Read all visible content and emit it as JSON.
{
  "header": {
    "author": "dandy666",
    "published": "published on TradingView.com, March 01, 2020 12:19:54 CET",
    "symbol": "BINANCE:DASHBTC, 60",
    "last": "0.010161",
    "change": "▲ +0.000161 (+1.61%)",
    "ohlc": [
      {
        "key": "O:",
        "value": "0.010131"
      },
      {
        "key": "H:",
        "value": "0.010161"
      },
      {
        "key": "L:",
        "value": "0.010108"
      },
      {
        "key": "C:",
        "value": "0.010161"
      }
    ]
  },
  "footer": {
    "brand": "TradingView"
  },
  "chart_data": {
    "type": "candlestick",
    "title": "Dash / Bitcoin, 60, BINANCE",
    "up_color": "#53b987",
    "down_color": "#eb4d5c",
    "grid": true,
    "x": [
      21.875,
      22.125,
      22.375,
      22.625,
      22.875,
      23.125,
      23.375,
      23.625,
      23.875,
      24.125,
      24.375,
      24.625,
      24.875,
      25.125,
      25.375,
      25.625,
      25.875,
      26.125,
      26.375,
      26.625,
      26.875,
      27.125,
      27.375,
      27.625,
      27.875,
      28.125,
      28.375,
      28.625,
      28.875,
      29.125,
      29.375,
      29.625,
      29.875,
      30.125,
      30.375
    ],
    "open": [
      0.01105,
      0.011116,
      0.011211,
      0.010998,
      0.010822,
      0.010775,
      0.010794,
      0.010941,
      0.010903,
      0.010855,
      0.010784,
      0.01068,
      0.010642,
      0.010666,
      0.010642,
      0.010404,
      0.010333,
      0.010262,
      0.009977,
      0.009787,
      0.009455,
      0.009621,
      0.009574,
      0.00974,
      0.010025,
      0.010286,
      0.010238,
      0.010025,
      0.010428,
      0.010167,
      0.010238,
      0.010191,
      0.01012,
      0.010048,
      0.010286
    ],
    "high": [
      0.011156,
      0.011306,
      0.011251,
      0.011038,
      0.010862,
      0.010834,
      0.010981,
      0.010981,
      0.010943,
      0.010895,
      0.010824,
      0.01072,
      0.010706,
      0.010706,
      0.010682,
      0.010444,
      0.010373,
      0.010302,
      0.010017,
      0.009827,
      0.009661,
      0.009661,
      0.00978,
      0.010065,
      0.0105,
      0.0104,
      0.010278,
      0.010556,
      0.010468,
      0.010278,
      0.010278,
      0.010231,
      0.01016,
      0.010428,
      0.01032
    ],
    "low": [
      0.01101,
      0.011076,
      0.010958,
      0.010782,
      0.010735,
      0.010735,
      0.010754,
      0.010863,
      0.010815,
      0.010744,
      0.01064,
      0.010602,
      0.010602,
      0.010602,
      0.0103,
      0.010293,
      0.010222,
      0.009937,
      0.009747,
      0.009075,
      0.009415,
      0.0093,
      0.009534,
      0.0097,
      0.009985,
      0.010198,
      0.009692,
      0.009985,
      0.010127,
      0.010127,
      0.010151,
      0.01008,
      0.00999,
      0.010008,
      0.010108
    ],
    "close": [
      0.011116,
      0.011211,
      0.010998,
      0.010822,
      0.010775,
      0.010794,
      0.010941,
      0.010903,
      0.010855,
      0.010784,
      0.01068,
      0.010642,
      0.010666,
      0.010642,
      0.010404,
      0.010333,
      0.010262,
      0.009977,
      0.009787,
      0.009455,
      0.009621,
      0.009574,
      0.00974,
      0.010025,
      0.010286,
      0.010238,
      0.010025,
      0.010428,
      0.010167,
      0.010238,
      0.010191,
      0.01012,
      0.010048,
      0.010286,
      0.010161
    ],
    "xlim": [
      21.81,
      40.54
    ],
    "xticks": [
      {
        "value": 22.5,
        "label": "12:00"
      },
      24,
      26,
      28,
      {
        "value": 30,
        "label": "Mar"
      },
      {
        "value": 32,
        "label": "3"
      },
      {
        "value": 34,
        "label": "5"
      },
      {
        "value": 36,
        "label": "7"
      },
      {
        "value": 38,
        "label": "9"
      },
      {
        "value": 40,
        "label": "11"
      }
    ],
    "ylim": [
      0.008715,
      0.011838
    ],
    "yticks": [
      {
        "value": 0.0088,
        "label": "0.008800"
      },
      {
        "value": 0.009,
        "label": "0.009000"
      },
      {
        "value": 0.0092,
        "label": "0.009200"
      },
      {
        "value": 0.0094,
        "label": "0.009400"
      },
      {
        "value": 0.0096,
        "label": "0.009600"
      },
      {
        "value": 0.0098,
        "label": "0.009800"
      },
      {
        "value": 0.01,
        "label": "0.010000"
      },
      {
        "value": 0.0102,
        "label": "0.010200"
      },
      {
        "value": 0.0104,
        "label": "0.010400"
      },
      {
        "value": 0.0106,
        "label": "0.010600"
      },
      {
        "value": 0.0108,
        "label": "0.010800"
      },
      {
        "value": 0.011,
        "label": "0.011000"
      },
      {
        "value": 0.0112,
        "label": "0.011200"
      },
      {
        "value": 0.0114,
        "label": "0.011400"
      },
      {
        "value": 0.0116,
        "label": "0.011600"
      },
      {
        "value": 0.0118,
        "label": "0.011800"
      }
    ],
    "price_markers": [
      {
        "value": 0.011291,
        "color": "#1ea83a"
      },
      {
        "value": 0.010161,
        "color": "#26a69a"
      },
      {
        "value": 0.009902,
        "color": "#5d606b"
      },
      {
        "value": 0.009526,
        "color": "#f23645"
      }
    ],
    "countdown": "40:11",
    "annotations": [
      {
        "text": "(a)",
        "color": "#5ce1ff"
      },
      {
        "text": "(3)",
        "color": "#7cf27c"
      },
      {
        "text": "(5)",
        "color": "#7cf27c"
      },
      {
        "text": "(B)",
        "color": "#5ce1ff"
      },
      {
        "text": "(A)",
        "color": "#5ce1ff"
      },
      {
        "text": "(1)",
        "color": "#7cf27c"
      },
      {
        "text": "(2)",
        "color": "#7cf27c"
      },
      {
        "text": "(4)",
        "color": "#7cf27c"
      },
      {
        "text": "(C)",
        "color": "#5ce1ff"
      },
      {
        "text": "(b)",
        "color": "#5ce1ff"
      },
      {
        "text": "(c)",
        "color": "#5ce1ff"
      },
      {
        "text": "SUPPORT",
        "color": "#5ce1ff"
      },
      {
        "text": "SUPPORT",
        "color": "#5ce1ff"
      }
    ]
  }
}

» Objective
Quote the data above in full, changing nothing.

» Problem solution
Read all visible content and emit it as JSON.
{
  "header": {
    "author": "dandy666",
    "published": "published on TradingView.com, March 01, 2020 12:19:54 CET",
    "symbol": "BINANCE:DASHBTC, 60",
    "last": "0.010161",
    "change": "▲ +0.000161 (+1.61%)",
    "ohlc": [
      {
        "key": "O:",
        "value": "0.010131"
      },
      {
        "key": "H:",
        "value": "0.010161"
      },
      {
        "key": "L:",
        "value": "0.010108"
      },
      {
        "key": "C:",
        "value": "0.010161"
      }
    ]
  },
  "footer": {
    "brand": "TradingView"
  },
  "chart_data": {
    "type": "candlestick",
    "title": "Dash / Bitcoin, 60, BINANCE",
    "up_color": "#53b987",
    "down_color": "#eb4d5c",
    "grid": true,
    "x": [
      21.875,
      22.125,
      22.375,
      22.625,
      22.875,
      23.125,
      23.375,
      23.625,
      23.875,
      24.125,
      24.375,
      24.625,
      24.875,
      25.125,
      25.375,
      25.625,
      25.875,
      26.125,
      26.375,
      26.625,
      26.875,
      27.125,
      27.375,
      27.625,
      27.875,
      28.125,
      28.375,
      28.625,
      28.875,
      29.125,
      29.375,
      29.625,
      29.875,
      30.125,
      30.375
    ],
    "open": [
      0.01105,
      0.011116,
      0.011211,
      0.010998,
      0.010822,
      0.010775,
      0.010794,
      0.010941,
      0.010903,
      0.010855,
      0.010784,
      0.01068,
      0.010642,
      0.010666,
      0.010642,
      0.010404,
      0.010333,
      0.010262,
      0.009977,
      0.009787,
      0.009455,
      0.009621,
      0.009574,
      0.00974,
      0.010025,
      0.010286,
      0.010238,
      0.010025,
      0.010428,
      0.010167,
      0.010238,
      0.010191,
      0.01012,
      0.010048,
      0.010286
    ],
    "high": [
      0.011156,
      0.011306,
      0.011251,
      0.011038,
      0.010862,
      0.010834,
      0.010981,
      0.010981,
      0.010943,
      0.010895,
      0.010824,
      0.01072,
      0.010706,
      0.010706,
      0.010682,
      0.010444,
      0.010373,
      0.010302,
      0.010017,
      0.009827,
      0.009661,
      0.009661,
      0.00978,
      0.010065,
      0.0105,
      0.0104,
      0.010278,
      0.010556,
      0.010468,
      0.010278,
      0.010278,
      0.010231,
      0.01016,
      0.010428,
      0.01032
    ],
    "low": [
      0.01101,
      0.011076,
      0.010958,
      0.010782,
      0.010735,
      0.010735,
      0.010754,
      0.010863,
      0.010815,
      0.010744,
      0.01064,
      0.010602,
      0.010602,
      0.010602,
      0.0103,
      0.010293,
      0.010222,
      0.009937,
      0.009747,
      0.009075,
      0.009415,
      0.0093,
      0.009534,
      0.0097,
      0.009985,
      0.010198,
      0.009692,
      0.009985,
      0.010127,
      0.010127,
      0.010151,
      0.01008,
      0.00999,
      0.010008,
      0.010108
    ],
    "close": [
      0.011116,
      0.011211,
      0.010998,
      0.010822,
      0.010775,
      0.010794,
      0.010941,
      0.010903,
      0.010855,
      0.010784,
      0.01068,
      0.010642,
      0.010666,
      0.010642,
      0.010404,
      0.010333,
      0.010262,
      0.009977,
      0.009787,
      0.009455,
      0.009621,
      0.009574,
      0.00974,
      0.010025,
      0.010286,
      0.010238,
      0.010025,
      0.010428,
      0.010167,
      0.010238,
      0.010191,
      0.01012,
      0.010048,
      0.010286,
      0.010161
    ],
    "xlim": [
      21.81,
      40.54
    ],
    "xticks": [
      {
        "value": 22.5,
        "label": "12:00"
      },
      24,
      26,
      28,
      {
        "value": 30,
        "label": "Mar"
      },
      {
        "value": 32,
        "label": "3"
      },
      {
        "value": 34,
        "label": "5"
      },
      {
        "value": 36,
        "label": "7"
      },
      {
        "value": 38,
        "label": "9"
      },
      {
        "value": 40,
        "label": "11"
      }
    ],
    "ylim": [
      0.008715,
      0.011838
    ],
    "yticks": [
      {
        "value": 0.0088,
        "label": "0.008800"
      },
      {
        "value": 0.009,
        "label": "0.009000"
      },
      {
        "value": 0.0092,
        "label": "0.009200"
      },
      {
        "value": 0.0094,
        "label": "0.009400"
      },
      {
        "value": 0.0096,
        "label": "0.009600"
      },
      {
        "value": 0.0098,
        "label": "0.009800"
      },
      {
        "value": 0.01,
        "label": "0.010000"
      },
      {
        "value": 0.0102,
        "label": "0.010200"
      },
      {
        "value": 0.0104,
        "label": "0.010400"
      },
      {
        "value": 0.0106,
        "label": "0.010600"
      },
      {
        "value": 0.0108,
        "label": "0.010800"
      },
      {
        "value": 0.011,
        "label": "0.011000"
      },
      {
        "value": 0.0112,
        "label": "0.011200"
      },
      {
        "value": 0.0114,
        "label": "0.011400"
      },
      {
        "value": 0.0116,
        "label": "0.011600"
      },
      {
        "value": 0.0118,
        "label": "0.011800"
      }
    ],
    "price_markers": [
      {
        "value": 0.011291,
        "color": "#1ea83a"
      },
      {
        "value": 0.010161,
        "color": "#26a69a"
      },
      {
        "value": 0.009902,
        "color": "#5d606b"
      },
      {
        "value": 0.009526,
        "color": "#f23645"
      }
    ],
    "countdown": "40:11",
    "annotations": [
      {
        "text": "(a)",
        "color": "#5ce1ff"
      },
      {
        "text": "(3)",
        "color": "#7cf27c"
      },
      {
        "text": "(5)",
        "color": "#7cf27c"
      },
      {
        "text": "(B)",
        "color": "#5ce1ff"
      },
      {
        "text": "(A)",
        "color": "#5ce1ff"
      },
      {
        "text": "(1)",
        "color": "#7cf27c"
      },
      {
        "text": "(2)",
        "color": "#7cf27c"
      },
      {
        "text": "(4)",
        "color": "#7cf27c"
      },
      {
        "text": "(C)",
        "color": "#5ce1ff"
      },
      {
        "text": "(b)",
        "color": "#5ce1ff"
      },
      {
        "text": "(c)",
        "color": "#5ce1ff"
      },
      {
        "text": "SUPPORT",
        "color": "#5ce1ff"
      },
      {
        "text": "SUPPORT",
        "color": "#5ce1ff"
      }
    ]
  }
}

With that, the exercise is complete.